[Work instructions]: Each line below is to be written out in full, exactly as shown.

[Records excerpted from a collection]
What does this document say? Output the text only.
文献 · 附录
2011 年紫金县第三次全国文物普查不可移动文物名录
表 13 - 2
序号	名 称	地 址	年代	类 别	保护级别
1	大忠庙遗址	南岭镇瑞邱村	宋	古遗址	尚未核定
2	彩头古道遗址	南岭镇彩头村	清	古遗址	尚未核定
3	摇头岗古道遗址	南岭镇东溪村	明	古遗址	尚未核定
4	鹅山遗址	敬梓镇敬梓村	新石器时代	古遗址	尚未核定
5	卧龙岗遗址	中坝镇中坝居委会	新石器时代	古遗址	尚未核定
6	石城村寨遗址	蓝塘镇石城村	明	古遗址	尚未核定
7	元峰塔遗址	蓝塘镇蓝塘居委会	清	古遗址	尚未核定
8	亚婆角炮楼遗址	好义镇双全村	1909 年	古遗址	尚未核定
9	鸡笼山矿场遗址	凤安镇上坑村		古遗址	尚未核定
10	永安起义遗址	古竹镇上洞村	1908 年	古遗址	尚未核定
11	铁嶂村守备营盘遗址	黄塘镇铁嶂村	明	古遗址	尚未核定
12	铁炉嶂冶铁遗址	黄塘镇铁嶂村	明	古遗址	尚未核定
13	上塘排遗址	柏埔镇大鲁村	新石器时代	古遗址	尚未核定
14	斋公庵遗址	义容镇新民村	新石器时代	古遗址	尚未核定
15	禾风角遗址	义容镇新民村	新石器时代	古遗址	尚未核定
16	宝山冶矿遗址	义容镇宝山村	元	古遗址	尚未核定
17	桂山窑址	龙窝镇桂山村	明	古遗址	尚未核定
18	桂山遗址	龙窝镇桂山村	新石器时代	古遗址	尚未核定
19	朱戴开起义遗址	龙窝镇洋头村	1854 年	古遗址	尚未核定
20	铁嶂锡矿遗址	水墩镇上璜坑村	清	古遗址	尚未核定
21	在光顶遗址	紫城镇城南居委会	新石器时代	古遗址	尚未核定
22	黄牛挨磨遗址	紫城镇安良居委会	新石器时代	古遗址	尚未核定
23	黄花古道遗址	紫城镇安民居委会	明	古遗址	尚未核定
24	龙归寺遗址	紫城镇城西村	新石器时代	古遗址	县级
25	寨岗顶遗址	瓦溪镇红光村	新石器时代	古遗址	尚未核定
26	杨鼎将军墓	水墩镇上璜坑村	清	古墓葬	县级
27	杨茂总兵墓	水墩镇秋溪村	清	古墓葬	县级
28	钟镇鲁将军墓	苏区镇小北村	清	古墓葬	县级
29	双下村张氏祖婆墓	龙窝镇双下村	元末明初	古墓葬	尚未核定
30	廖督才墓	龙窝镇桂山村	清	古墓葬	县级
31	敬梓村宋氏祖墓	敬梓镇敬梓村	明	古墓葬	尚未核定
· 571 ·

[Written solution]:
What does this document say? Output the text only.
文献 · 附录
2011 年紫金县第三次全国文物普查不可移动文物名录
表 13 - 2
序号	名 称	地 址	年代	类 别	保护级别
1	大忠庙遗址	南岭镇瑞邱村	宋	古遗址	尚未核定
2	彩头古道遗址	南岭镇彩头村	清	古遗址	尚未核定
3	摇头岗古道遗址	南岭镇东溪村	明	古遗址	尚未核定
4	鹅山遗址	敬梓镇敬梓村	新石器时代	古遗址	尚未核定
5	卧龙岗遗址	中坝镇中坝居委会	新石器时代	古遗址	尚未核定
6	石城村寨遗址	蓝塘镇石城村	明	古遗址	尚未核定
7	元峰塔遗址	蓝塘镇蓝塘居委会	清	古遗址	尚未核定
8	亚婆角炮楼遗址	好义镇双全村	1909 年	古遗址	尚未核定
9	鸡笼山矿场遗址	凤安镇上坑村		古遗址	尚未核定
10	永安起义遗址	古竹镇上洞村	1908 年	古遗址	尚未核定
11	铁嶂村守备营盘遗址	黄塘镇铁嶂村	明	古遗址	尚未核定
12	铁炉嶂冶铁遗址	黄塘镇铁嶂村	明	古遗址	尚未核定
13	上塘排遗址	柏埔镇大鲁村	新石器时代	古遗址	尚未核定
14	斋公庵遗址	义容镇新民村	新石器时代	古遗址	尚未核定
15	禾风角遗址	义容镇新民村	新石器时代	古遗址	尚未核定
16	宝山冶矿遗址	义容镇宝山村	元	古遗址	尚未核定
17	桂山窑址	龙窝镇桂山村	明	古遗址	尚未核定
18	桂山遗址	龙窝镇桂山村	新石器时代	古遗址	尚未核定
19	朱戴开起义遗址	龙窝镇洋头村	1854 年	古遗址	尚未核定
20	铁嶂锡矿遗址	水墩镇上璜坑村	清	古遗址	尚未核定
21	在光顶遗址	紫城镇城南居委会	新石器时代	古遗址	尚未核定
22	黄牛挨磨遗址	紫城镇安良居委会	新石器时代	古遗址	尚未核定
23	黄花古道遗址	紫城镇安民居委会	明	古遗址	尚未核定
24	龙归寺遗址	紫城镇城西村	新石器时代	古遗址	县级
25	寨岗顶遗址	瓦溪镇红光村	新石器时代	古遗址	尚未核定
26	杨鼎将军墓	水墩镇上璜坑村	清	古墓葬	县级
27	杨茂总兵墓	水墩镇秋溪村	清	古墓葬	县级
28	钟镇鲁将军墓	苏区镇小北村	清	古墓葬	县级
29	双下村张氏祖婆墓	龙窝镇双下村	元末明初	古墓葬	尚未核定
30	廖督才墓	龙窝镇桂山村	清	古墓葬	县级
31	敬梓村宋氏祖墓	敬梓镇敬梓村	明	古墓葬	尚未核定
· 571 ·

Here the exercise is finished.